Dataset excerpt:
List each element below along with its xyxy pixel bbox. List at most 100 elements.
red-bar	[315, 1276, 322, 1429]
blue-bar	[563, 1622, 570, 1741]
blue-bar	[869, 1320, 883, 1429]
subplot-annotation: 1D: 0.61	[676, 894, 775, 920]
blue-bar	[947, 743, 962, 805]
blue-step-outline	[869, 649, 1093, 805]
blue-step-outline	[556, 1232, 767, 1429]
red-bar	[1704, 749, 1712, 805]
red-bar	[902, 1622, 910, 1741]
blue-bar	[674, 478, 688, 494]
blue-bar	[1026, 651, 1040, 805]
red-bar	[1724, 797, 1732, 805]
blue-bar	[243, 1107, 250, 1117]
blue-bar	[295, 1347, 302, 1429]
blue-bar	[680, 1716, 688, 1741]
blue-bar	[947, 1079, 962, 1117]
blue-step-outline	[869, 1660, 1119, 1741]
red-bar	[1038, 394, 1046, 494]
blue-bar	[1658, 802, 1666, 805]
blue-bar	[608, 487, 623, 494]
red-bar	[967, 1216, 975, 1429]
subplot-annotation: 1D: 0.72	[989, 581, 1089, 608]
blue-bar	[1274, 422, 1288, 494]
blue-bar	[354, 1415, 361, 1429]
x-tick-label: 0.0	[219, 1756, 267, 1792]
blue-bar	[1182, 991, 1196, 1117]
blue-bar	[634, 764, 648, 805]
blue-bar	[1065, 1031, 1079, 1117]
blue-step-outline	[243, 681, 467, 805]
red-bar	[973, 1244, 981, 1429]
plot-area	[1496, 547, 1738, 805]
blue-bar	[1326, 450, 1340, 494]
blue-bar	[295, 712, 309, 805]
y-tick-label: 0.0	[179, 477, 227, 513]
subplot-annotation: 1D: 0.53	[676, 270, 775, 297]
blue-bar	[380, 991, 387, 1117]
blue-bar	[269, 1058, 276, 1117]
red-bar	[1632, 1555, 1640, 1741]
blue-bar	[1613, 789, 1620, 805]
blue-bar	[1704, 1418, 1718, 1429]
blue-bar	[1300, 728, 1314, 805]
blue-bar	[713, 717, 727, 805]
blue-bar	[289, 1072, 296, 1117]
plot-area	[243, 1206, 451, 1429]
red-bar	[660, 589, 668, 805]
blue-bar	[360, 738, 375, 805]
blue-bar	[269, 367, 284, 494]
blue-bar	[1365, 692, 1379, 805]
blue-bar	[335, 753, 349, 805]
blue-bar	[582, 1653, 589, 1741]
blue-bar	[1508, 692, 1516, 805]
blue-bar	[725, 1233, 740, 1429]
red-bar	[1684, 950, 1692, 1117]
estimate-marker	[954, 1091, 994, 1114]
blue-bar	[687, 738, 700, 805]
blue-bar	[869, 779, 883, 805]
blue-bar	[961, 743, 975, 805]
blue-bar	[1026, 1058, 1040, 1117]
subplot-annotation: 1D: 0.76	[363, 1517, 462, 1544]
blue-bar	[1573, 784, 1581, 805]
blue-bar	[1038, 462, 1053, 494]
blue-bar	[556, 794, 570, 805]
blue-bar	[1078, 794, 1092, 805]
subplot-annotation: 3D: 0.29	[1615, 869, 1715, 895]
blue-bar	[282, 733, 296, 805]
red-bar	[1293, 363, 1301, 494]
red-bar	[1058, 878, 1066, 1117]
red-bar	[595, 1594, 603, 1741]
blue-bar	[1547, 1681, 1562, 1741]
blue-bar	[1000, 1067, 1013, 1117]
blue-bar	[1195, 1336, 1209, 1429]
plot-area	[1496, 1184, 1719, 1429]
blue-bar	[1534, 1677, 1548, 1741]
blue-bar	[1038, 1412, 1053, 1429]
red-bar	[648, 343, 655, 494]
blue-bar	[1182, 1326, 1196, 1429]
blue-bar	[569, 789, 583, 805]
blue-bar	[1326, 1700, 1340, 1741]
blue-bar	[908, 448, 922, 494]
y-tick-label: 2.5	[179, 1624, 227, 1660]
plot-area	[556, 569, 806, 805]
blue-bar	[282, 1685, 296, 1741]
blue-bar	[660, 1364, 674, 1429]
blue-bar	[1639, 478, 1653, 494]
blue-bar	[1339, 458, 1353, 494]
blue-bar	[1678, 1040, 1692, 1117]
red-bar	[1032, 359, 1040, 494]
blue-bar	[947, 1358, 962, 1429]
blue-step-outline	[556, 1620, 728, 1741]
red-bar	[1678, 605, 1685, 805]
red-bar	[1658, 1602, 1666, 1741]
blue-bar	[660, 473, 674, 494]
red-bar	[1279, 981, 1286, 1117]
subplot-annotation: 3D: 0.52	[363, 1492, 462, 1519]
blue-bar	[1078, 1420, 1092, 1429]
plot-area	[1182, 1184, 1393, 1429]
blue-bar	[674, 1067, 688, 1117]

--

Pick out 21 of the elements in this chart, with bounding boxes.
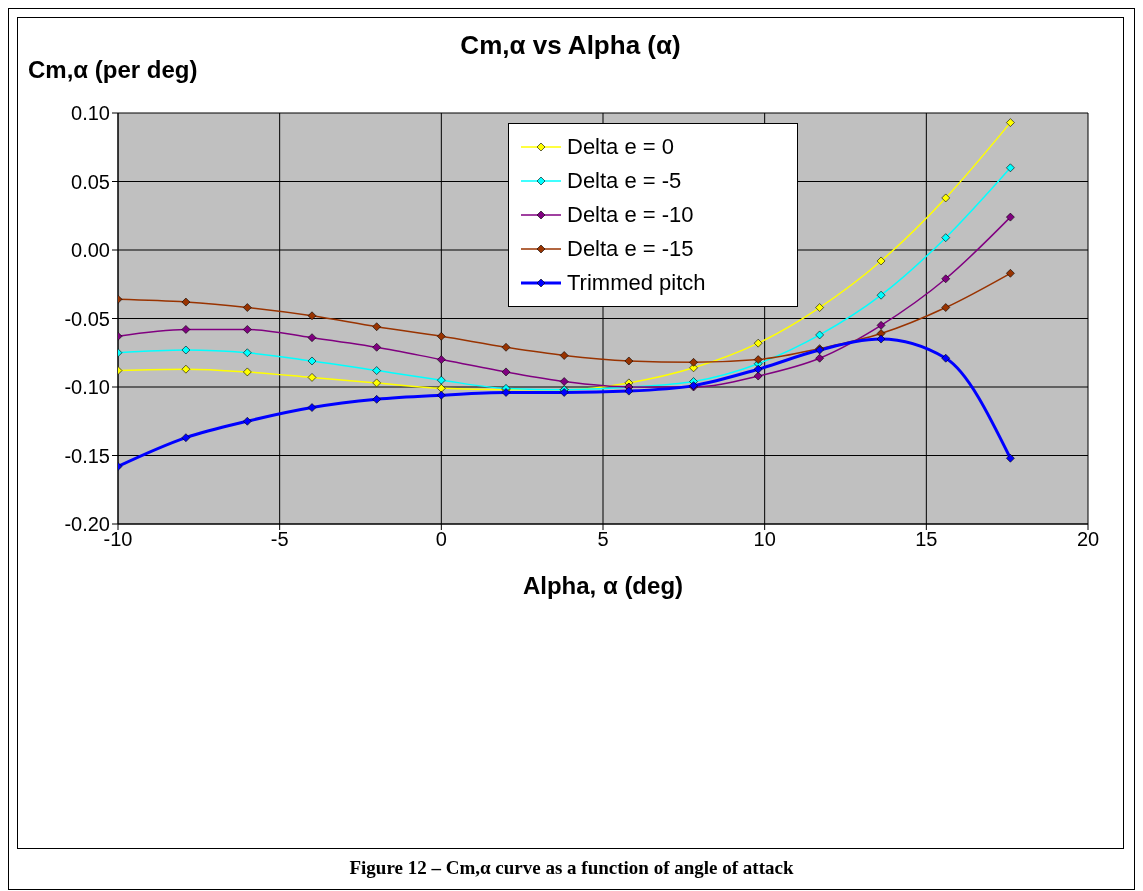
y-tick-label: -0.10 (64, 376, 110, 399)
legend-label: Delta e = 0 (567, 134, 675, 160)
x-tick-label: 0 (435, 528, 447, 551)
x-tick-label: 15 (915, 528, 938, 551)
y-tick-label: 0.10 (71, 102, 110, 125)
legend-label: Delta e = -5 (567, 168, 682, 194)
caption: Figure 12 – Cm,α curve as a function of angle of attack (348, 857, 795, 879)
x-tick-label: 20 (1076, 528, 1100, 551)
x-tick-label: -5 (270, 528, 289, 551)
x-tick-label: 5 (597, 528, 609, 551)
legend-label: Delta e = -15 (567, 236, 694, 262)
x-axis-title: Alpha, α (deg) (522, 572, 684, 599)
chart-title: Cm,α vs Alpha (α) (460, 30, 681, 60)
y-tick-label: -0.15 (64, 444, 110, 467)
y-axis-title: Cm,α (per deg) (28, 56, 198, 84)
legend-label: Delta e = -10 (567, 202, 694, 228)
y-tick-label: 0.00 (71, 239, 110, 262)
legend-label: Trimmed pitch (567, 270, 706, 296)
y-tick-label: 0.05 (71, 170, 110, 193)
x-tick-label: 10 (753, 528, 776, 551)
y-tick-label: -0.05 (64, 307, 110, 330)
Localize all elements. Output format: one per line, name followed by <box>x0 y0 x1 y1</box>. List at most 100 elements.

*What you should do:* Convert the part of the listing that opens with the line containing "List each element" and closes with the line containing "789, 1620, 805]" into a two-column CSV with the headers text and answer. Use one row per instruction, holding its wording and its reply, and put each value in a quoted field with line breaks replaced by spaces.

*Full solution:*
text,answer
"List each element below along with its xyxy pixel bbox. List at most 100 elements.","red-bar	[315, 1276, 322, 1429] blue-bar	[563, 1622, 570, 1741] blue-bar	[869, 1320, 883, 1429] subplot-annotation: 1D: 0.61	[676, 894, 775, 920] blue-bar	[947, 743, 962, 805] blue-step-outline	[869, 649, 1093, 805] blue-step-outline	[556, 1232, 767, 1429] red-bar	[1704, 749, 1712, 805] red-bar	[902, 1622, 910, 1741] blue-bar	[674, 478, 688, 494] blue-bar	[1026, 651, 1040, 805] red-bar	[1724, 797, 1732, 805] blue-bar	[243, 1107, 250, 1117] blue-bar	[295, 1347, 302, 1429] blue-bar	[680, 1716, 688, 1741] blue-bar	[947, 1079, 962, 1117] blue-step-outline	[869, 1660, 1119, 1741] red-bar	[1038, 394, 1046, 494] blue-bar	[1658, 802, 1666, 805] blue-bar	[608, 487, 623, 494] red-bar	[967, 1216, 975, 1429] subplot-annotation: 1D: 0.72	[989, 581, 1089, 608] blue-bar	[1274, 422, 1288, 494] blue-bar	[354, 1415, 361, 1429] x-tick-label: 0.0	[219, 1756, 267, 1792] blue-bar	[1182, 991, 1196, 1117] blue-bar	[634, 764, 648, 805] blue-bar	[1065, 1031, 1079, 1117] blue-step-outline	[243, 681, 467, 805] red-bar	[973, 1244, 981, 1429] plot-area	[1496, 547, 1738, 805] blue-bar	[1326, 450, 1340, 494] blue-bar	[295, 712, 309, 805] y-tick-label: 0.0	[179, 477, 227, 513] subplot-annotation: 1D: 0.53	[676, 270, 775, 297] blue-bar	[380, 991, 387, 1117] blue-bar	[269, 1058, 276, 1117] red-bar	[1632, 1555, 1640, 1741] blue-bar	[1613, 789, 1620, 805]"